Task to carry out: The records that follow should be retyped word for word.

--- BEGIN Exercise input ---

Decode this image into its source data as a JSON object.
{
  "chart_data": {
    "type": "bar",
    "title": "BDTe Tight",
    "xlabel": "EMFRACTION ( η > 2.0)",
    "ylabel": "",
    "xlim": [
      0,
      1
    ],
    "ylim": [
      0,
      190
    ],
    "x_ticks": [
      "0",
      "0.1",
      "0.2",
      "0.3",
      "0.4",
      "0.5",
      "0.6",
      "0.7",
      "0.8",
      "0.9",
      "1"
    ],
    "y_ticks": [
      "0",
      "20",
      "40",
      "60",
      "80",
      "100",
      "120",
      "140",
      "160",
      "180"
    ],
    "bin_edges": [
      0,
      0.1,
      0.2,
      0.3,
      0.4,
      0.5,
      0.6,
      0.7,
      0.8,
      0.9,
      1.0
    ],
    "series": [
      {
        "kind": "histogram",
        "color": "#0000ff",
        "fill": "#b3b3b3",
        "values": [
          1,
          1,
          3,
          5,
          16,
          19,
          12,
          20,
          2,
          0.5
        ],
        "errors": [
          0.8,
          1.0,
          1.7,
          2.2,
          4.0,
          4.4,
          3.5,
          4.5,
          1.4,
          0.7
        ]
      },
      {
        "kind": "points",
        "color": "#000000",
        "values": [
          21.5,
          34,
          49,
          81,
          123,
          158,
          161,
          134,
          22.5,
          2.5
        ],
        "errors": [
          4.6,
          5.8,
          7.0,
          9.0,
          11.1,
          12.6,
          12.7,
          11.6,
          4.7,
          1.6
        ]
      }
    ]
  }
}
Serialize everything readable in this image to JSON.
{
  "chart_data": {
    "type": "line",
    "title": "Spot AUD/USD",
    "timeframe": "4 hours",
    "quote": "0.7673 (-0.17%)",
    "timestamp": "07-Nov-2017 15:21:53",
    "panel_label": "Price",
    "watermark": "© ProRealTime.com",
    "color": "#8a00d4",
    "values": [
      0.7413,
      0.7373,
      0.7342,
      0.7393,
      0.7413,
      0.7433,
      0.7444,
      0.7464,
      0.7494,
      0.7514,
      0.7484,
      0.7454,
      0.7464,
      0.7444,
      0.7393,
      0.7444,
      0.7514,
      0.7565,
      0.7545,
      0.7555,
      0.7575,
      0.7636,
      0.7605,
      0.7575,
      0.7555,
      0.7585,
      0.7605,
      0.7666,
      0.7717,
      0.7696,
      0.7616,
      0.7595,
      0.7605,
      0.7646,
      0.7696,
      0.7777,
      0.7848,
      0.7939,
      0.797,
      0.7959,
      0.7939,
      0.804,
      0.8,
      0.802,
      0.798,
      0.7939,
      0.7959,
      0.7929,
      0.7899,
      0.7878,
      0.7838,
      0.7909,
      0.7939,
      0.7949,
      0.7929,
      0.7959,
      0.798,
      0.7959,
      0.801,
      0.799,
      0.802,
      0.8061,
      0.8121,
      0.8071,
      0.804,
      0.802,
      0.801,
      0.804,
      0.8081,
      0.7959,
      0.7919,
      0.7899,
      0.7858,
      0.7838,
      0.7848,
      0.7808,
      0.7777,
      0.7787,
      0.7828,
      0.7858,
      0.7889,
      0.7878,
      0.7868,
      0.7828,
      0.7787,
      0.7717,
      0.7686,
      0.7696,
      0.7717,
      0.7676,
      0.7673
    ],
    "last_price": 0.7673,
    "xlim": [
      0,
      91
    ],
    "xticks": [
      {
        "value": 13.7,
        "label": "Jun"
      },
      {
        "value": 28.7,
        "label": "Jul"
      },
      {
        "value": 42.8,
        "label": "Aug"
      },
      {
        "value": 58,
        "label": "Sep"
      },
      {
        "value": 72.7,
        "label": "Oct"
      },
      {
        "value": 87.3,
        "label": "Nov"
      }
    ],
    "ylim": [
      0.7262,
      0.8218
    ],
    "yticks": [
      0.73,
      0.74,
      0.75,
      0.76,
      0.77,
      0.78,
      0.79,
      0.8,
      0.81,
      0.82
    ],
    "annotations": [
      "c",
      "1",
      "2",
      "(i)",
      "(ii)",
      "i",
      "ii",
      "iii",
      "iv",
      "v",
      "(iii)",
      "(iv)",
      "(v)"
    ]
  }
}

--- END Exercise input ---

Answer to this task:
Decode this image into its source data as a JSON object.
{
  "chart_data": {
    "type": "bar",
    "title": "BDTe Tight",
    "xlabel": "EMFRACTION ( η > 2.0)",
    "ylabel": "",
    "xlim": [
      0,
      1
    ],
    "ylim": [
      0,
      190
    ],
    "x_ticks": [
      "0",
      "0.1",
      "0.2",
      "0.3",
      "0.4",
      "0.5",
      "0.6",
      "0.7",
      "0.8",
      "0.9",
      "1"
    ],
    "y_ticks": [
      "0",
      "20",
      "40",
      "60",
      "80",
      "100",
      "120",
      "140",
      "160",
      "180"
    ],
    "bin_edges": [
      0,
      0.1,
      0.2,
      0.3,
      0.4,
      0.5,
      0.6,
      0.7,
      0.8,
      0.9,
      1.0
    ],
    "series": [
      {
        "kind": "histogram",
        "color": "#0000ff",
        "fill": "#b3b3b3",
        "values": [
          1,
          1,
          3,
          5,
          16,
          19,
          12,
          20,
          2,
          0.5
        ],
        "errors": [
          0.8,
          1.0,
          1.7,
          2.2,
          4.0,
          4.4,
          3.5,
          4.5,
          1.4,
          0.7
        ]
      },
      {
        "kind": "points",
        "color": "#000000",
        "values": [
          21.5,
          34,
          49,
          81,
          123,
          158,
          161,
          134,
          22.5,
          2.5
        ],
        "errors": [
          4.6,
          5.8,
          7.0,
          9.0,
          11.1,
          12.6,
          12.7,
          11.6,
          4.7,
          1.6
        ]
      }
    ]
  }
}
Serialize everything readable in this image to JSON.
{
  "chart_data": {
    "type": "line",
    "title": "Spot AUD/USD",
    "timeframe": "4 hours",
    "quote": "0.7673 (-0.17%)",
    "timestamp": "07-Nov-2017 15:21:53",
    "panel_label": "Price",
    "watermark": "© ProRealTime.com",
    "color": "#8a00d4",
    "values": [
      0.7413,
      0.7373,
      0.7342,
      0.7393,
      0.7413,
      0.7433,
      0.7444,
      0.7464,
      0.7494,
      0.7514,
      0.7484,
      0.7454,
      0.7464,
      0.7444,
      0.7393,
      0.7444,
      0.7514,
      0.7565,
      0.7545,
      0.7555,
      0.7575,
      0.7636,
      0.7605,
      0.7575,
      0.7555,
      0.7585,
      0.7605,
      0.7666,
      0.7717,
      0.7696,
      0.7616,
      0.7595,
      0.7605,
      0.7646,
      0.7696,
      0.7777,
      0.7848,
      0.7939,
      0.797,
      0.7959,
      0.7939,
      0.804,
      0.8,
      0.802,
      0.798,
      0.7939,
      0.7959,
      0.7929,
      0.7899,
      0.7878,
      0.7838,
      0.7909,
      0.7939,
      0.7949,
      0.7929,
      0.7959,
      0.798,
      0.7959,
      0.801,
      0.799,
      0.802,
      0.8061,
      0.8121,
      0.8071,
      0.804,
      0.802,
      0.801,
      0.804,
      0.8081,
      0.7959,
      0.7919,
      0.7899,
      0.7858,
      0.7838,
      0.7848,
      0.7808,
      0.7777,
      0.7787,
      0.7828,
      0.7858,
      0.7889,
      0.7878,
      0.7868,
      0.7828,
      0.7787,
      0.7717,
      0.7686,
      0.7696,
      0.7717,
      0.7676,
      0.7673
    ],
    "last_price": 0.7673,
    "xlim": [
      0,
      91
    ],
    "xticks": [
      {
        "value": 13.7,
        "label": "Jun"
      },
      {
        "value": 28.7,
        "label": "Jul"
      },
      {
        "value": 42.8,
        "label": "Aug"
      },
      {
        "value": 58,
        "label": "Sep"
      },
      {
        "value": 72.7,
        "label": "Oct"
      },
      {
        "value": 87.3,
        "label": "Nov"
      }
    ],
    "ylim": [
      0.7262,
      0.8218
    ],
    "yticks": [
      0.73,
      0.74,
      0.75,
      0.76,
      0.77,
      0.78,
      0.79,
      0.8,
      0.81,
      0.82
    ],
    "annotations": [
      "c",
      "1",
      "2",
      "(i)",
      "(ii)",
      "i",
      "ii",
      "iii",
      "iv",
      "v",
      "(iii)",
      "(iv)",
      "(v)"
    ]
  }
}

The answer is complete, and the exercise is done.